┏━━

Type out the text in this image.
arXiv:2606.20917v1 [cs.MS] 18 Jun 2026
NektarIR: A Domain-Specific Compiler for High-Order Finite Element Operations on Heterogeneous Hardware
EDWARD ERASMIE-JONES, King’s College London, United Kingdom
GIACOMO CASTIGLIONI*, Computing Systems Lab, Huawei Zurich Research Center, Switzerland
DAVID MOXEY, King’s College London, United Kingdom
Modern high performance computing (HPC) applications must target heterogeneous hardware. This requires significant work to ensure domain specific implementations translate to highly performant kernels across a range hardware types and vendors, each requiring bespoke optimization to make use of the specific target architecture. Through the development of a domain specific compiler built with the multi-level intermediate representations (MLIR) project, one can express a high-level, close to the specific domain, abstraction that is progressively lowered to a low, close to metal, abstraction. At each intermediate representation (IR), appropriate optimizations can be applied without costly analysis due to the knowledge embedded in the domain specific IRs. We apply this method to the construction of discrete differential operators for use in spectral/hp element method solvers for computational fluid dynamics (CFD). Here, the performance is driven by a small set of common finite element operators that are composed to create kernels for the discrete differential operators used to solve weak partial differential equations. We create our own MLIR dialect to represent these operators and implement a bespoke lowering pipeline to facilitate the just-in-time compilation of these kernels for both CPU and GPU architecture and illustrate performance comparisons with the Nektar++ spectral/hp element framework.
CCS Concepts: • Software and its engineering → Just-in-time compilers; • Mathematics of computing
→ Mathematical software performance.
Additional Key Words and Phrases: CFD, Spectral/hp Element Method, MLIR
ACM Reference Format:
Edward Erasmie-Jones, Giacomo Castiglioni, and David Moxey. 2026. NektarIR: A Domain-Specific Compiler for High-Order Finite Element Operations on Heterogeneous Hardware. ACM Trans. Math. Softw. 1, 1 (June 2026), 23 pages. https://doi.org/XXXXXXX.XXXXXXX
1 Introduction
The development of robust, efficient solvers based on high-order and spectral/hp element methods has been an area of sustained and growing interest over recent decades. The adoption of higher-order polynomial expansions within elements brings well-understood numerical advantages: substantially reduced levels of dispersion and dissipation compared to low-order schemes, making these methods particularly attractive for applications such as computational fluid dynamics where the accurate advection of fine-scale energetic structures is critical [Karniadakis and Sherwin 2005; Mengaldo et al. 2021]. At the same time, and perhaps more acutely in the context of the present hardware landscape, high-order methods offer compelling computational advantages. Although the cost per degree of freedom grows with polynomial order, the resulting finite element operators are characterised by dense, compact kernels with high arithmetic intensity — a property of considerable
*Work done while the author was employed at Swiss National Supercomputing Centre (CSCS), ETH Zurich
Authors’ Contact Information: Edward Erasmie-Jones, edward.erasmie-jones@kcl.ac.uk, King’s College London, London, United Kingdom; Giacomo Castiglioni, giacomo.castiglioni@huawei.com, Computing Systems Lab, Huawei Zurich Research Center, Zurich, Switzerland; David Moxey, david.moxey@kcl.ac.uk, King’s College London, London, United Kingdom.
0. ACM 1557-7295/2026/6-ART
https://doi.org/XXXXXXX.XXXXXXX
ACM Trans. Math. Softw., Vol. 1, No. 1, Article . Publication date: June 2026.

┗━━

:: WHAT IS EXPECTED ::
Copy every line of the material, please, keeping it exactly the same.

:: EXERCISE OUTPUT ::
Type out the text in this image.
arXiv:2606.20917v1 [cs.MS] 18 Jun 2026
NektarIR: A Domain-Specific Compiler for High-Order Finite Element Operations on Heterogeneous Hardware
EDWARD ERASMIE-JONES, King’s College London, United Kingdom
GIACOMO CASTIGLIONI*, Computing Systems Lab, Huawei Zurich Research Center, Switzerland
DAVID MOXEY, King’s College London, United Kingdom
Modern high performance computing (HPC) applications must target heterogeneous hardware. This requires significant work to ensure domain specific implementations translate to highly performant kernels across a range hardware types and vendors, each requiring bespoke optimization to make use of the specific target architecture. Through the development of a domain specific compiler built with the multi-level intermediate representations (MLIR) project, one can express a high-level, close to the specific domain, abstraction that is progressively lowered to a low, close to metal, abstraction. At each intermediate representation (IR), appropriate optimizations can be applied without costly analysis due to the knowledge embedded in the domain specific IRs. We apply this method to the construction of discrete differential operators for use in spectral/hp element method solvers for computational fluid dynamics (CFD). Here, the performance is driven by a small set of common finite element operators that are composed to create kernels for the discrete differential operators used to solve weak partial differential equations. We create our own MLIR dialect to represent these operators and implement a bespoke lowering pipeline to facilitate the just-in-time compilation of these kernels for both CPU and GPU architecture and illustrate performance comparisons with the Nektar++ spectral/hp element framework.
CCS Concepts: • Software and its engineering → Just-in-time compilers; • Mathematics of computing
→ Mathematical software performance.
Additional Key Words and Phrases: CFD, Spectral/hp Element Method, MLIR
ACM Reference Format:
Edward Erasmie-Jones, Giacomo Castiglioni, and David Moxey. 2026. NektarIR: A Domain-Specific Compiler for High-Order Finite Element Operations on Heterogeneous Hardware. ACM Trans. Math. Softw. 1, 1 (June 2026), 23 pages. https://doi.org/XXXXXXX.XXXXXXX
1 Introduction
The development of robust, efficient solvers based on high-order and spectral/hp element methods has been an area of sustained and growing interest over recent decades. The adoption of higher-order polynomial expansions within elements brings well-understood numerical advantages: substantially reduced levels of dispersion and dissipation compared to low-order schemes, making these methods particularly attractive for applications such as computational fluid dynamics where the accurate advection of fine-scale energetic structures is critical [Karniadakis and Sherwin 2005; Mengaldo et al. 2021]. At the same time, and perhaps more acutely in the context of the present hardware landscape, high-order methods offer compelling computational advantages. Although the cost per degree of freedom grows with polynomial order, the resulting finite element operators are characterised by dense, compact kernels with high arithmetic intensity — a property of considerable
*Work done while the author was employed at Swiss National Supercomputing Centre (CSCS), ETH Zurich
Authors’ Contact Information: Edward Erasmie-Jones, edward.erasmie-jones@kcl.ac.uk, King’s College London, London, United Kingdom; Giacomo Castiglioni, giacomo.castiglioni@huawei.com, Computing Systems Lab, Huawei Zurich Research Center, Zurich, Switzerland; David Moxey, david.moxey@kcl.ac.uk, King’s College London, London, United Kingdom.
0. ACM 1557-7295/2026/6-ART
https://doi.org/XXXXXXX.XXXXXXX
ACM Trans. Math. Softw., Vol. 1, No. 1, Article . Publication date: June 2026.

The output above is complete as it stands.